→ **Exercise objective**: Pick out each line of the records in which the word "Community" appears.

=-=-=-=-=

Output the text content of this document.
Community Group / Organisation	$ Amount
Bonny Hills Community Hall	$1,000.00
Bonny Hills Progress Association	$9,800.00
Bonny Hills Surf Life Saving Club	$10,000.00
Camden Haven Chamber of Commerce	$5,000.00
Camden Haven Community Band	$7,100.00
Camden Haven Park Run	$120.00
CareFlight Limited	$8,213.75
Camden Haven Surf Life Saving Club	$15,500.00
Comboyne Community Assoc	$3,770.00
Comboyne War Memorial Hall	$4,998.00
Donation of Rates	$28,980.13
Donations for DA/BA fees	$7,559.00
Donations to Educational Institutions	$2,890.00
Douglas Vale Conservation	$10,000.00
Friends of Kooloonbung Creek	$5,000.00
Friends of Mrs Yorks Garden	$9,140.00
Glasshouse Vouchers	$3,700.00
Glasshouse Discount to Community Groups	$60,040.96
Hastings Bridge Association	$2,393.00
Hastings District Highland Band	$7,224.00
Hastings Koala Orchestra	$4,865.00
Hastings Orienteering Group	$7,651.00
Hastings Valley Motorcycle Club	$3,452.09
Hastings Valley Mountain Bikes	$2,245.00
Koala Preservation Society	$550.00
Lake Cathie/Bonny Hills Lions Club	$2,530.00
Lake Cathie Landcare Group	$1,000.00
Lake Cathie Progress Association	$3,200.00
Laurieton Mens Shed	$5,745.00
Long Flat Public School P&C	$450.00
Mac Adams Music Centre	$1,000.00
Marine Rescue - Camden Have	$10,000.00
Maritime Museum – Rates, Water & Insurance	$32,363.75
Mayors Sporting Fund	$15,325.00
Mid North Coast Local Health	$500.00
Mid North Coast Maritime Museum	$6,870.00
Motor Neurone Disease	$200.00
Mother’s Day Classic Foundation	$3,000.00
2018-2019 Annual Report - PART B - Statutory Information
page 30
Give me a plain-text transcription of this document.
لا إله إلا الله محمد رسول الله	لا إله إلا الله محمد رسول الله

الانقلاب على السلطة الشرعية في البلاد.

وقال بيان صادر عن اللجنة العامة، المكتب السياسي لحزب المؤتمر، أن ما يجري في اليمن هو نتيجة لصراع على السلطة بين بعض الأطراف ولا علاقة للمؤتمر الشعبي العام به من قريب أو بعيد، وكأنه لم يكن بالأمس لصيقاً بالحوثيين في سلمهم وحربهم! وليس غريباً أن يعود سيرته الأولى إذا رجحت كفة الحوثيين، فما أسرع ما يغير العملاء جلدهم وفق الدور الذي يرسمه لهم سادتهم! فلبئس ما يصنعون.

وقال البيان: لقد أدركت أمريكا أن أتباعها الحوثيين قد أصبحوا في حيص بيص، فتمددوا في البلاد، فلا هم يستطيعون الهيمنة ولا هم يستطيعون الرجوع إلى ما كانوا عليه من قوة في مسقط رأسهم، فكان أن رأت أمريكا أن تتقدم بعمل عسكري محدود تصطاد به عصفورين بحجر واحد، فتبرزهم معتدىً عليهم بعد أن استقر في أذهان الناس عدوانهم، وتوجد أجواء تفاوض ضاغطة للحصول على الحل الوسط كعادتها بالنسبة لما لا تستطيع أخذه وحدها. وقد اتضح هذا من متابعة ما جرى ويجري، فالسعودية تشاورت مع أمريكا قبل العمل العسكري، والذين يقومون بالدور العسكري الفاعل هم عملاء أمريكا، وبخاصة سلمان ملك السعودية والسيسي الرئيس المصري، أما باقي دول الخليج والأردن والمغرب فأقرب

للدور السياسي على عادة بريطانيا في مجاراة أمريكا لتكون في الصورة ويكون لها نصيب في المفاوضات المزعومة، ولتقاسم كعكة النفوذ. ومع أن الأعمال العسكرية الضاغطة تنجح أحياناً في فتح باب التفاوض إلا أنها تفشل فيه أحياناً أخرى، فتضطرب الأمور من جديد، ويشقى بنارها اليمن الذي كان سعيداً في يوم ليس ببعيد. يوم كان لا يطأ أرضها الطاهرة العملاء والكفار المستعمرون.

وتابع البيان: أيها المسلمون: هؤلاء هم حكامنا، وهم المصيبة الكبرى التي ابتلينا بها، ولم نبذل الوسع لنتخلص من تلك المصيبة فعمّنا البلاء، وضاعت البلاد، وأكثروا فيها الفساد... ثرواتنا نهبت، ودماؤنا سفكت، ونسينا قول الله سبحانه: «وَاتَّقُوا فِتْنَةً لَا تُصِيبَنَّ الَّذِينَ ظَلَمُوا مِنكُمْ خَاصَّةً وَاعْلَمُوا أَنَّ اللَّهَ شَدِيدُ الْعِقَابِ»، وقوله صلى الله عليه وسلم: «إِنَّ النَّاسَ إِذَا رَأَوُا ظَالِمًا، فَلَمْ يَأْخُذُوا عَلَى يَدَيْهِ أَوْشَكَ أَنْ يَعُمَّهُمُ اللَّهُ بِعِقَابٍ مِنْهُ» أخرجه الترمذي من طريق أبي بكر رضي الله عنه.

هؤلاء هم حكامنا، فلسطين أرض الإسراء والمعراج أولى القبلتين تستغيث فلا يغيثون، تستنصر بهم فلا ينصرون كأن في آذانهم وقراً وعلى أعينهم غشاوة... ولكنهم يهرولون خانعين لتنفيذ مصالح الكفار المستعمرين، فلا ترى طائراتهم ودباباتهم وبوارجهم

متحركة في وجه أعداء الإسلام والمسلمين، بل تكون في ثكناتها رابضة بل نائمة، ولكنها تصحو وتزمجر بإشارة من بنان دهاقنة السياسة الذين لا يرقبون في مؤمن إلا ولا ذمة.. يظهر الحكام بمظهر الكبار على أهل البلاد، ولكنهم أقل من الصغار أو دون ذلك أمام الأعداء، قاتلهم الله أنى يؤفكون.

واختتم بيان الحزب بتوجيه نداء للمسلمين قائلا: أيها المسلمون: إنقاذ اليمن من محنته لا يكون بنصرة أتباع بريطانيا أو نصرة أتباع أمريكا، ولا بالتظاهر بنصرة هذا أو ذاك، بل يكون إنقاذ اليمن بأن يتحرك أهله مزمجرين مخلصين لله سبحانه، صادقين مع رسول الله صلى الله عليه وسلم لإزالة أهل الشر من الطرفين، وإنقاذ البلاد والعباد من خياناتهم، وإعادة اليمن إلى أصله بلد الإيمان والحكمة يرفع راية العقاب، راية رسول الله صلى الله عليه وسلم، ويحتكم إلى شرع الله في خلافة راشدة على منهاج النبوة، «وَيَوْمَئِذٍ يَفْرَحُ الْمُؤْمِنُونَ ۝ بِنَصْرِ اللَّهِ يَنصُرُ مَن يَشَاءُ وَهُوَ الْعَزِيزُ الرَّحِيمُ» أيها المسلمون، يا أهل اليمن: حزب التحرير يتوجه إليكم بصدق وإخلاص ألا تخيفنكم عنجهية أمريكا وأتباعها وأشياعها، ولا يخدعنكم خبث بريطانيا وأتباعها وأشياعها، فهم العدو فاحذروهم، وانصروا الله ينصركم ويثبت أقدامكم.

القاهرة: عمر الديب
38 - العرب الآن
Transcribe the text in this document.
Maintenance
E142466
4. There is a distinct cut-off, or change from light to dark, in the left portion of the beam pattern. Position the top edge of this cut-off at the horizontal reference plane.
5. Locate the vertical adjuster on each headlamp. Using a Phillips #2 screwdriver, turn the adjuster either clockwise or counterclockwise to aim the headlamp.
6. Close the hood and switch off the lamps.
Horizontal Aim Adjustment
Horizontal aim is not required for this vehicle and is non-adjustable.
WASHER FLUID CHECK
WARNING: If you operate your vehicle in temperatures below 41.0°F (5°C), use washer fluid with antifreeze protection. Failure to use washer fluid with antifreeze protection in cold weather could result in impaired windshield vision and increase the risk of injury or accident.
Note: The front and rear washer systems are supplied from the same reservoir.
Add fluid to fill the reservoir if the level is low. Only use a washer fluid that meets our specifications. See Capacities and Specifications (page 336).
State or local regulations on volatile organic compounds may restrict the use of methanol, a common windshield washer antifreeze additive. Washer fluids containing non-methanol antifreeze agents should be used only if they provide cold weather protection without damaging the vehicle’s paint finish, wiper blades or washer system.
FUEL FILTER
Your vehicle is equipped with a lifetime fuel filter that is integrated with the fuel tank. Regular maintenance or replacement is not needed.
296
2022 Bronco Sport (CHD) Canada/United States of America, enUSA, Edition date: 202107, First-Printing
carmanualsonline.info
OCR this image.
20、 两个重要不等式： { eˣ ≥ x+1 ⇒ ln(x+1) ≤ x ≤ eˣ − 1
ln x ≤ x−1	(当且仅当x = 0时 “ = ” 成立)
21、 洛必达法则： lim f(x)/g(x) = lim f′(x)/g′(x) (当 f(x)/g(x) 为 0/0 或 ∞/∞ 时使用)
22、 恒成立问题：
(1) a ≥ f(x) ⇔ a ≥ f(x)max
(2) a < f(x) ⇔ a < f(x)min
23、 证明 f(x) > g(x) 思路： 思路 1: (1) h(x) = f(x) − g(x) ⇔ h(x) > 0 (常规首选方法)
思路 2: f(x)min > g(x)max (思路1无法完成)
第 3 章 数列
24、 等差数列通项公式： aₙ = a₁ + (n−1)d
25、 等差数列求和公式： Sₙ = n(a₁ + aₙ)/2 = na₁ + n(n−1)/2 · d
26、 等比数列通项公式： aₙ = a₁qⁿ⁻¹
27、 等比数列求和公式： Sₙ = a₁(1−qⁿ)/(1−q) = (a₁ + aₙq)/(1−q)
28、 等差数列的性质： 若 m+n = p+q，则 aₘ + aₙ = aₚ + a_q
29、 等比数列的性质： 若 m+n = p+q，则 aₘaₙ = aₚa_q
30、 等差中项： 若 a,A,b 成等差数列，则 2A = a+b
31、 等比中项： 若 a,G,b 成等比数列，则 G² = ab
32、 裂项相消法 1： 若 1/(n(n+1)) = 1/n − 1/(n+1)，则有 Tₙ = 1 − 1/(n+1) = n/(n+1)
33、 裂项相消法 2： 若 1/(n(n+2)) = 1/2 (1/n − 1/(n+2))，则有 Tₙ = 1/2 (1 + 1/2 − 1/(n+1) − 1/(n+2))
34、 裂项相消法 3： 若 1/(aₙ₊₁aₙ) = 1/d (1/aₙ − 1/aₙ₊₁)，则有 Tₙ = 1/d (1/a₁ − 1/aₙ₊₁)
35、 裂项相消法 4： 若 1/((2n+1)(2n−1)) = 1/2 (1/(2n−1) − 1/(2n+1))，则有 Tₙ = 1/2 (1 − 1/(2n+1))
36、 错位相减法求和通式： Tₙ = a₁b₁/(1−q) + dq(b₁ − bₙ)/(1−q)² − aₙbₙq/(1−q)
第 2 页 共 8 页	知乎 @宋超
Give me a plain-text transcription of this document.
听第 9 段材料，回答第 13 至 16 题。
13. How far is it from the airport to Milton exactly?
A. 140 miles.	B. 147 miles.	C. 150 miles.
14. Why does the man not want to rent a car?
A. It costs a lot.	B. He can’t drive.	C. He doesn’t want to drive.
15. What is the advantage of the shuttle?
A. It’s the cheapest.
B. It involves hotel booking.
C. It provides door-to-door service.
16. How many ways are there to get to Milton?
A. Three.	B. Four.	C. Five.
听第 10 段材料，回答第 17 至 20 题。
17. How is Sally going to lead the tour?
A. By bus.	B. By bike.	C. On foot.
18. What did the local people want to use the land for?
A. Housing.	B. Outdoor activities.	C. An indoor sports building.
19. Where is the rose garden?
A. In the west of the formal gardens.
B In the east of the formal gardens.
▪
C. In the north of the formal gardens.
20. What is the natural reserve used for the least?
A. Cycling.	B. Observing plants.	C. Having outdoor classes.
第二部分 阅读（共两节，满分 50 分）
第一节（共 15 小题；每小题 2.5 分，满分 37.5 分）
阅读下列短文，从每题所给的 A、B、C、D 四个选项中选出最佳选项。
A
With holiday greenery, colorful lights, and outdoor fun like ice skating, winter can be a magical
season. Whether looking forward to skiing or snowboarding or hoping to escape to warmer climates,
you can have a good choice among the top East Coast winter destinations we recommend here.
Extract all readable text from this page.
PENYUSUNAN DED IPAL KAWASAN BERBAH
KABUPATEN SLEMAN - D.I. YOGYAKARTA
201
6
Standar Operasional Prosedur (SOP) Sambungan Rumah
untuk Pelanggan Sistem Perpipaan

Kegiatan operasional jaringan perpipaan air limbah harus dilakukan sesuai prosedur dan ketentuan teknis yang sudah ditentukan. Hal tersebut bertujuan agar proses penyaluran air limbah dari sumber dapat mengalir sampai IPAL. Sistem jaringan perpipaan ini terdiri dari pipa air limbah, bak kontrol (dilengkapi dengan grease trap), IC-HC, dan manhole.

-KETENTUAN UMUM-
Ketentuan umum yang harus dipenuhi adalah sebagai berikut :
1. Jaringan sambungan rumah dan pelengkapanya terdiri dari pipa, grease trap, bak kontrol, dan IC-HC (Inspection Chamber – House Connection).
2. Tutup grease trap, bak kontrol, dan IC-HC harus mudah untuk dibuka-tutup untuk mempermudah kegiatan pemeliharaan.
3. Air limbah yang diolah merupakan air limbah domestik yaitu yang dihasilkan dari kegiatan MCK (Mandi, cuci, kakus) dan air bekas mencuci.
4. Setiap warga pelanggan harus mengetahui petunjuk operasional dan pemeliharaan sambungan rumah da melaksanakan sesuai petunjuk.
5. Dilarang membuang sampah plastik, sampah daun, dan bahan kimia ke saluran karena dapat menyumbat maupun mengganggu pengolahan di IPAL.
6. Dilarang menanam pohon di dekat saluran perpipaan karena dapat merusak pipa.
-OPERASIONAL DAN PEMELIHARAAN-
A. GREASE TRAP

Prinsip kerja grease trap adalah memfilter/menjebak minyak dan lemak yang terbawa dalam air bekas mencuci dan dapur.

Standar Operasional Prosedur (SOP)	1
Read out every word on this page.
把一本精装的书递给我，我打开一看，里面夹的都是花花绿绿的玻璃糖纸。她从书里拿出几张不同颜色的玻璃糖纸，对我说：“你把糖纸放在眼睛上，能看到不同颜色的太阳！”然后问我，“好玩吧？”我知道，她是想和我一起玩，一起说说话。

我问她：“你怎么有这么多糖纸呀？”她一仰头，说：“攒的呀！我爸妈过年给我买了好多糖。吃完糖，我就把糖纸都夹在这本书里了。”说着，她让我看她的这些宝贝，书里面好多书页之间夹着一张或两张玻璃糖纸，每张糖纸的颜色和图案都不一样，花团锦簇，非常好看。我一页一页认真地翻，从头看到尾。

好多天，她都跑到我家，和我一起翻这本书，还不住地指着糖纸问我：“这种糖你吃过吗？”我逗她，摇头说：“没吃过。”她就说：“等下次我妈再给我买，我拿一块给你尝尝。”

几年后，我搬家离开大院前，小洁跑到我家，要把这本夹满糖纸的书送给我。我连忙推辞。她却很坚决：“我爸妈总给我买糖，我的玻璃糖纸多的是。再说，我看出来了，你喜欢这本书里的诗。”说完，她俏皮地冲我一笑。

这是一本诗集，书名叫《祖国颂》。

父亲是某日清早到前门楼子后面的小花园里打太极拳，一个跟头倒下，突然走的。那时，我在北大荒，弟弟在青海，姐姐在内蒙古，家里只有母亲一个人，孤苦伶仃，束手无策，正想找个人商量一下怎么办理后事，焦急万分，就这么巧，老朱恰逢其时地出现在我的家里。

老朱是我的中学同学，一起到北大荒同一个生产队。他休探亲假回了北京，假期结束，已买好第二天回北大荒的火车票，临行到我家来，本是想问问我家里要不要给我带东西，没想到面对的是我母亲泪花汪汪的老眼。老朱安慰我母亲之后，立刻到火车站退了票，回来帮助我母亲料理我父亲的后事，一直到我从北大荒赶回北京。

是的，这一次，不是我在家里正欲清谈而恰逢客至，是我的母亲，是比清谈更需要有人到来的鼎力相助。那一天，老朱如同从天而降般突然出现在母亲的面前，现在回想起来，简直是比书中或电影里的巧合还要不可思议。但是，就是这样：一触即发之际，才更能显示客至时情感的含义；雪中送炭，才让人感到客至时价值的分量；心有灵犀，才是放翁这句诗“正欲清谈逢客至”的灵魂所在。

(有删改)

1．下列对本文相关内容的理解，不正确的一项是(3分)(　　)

=-=-=-=-=

→ **Expected output**:
Community Group / Organisation	$ Amount
Bonny Hills Community Hall	$1,000.00
Camden Haven Community Band	$7,100.00
Comboyne Community Assoc	$3,770.00
Glasshouse Discount to Community Groups	$60,040.96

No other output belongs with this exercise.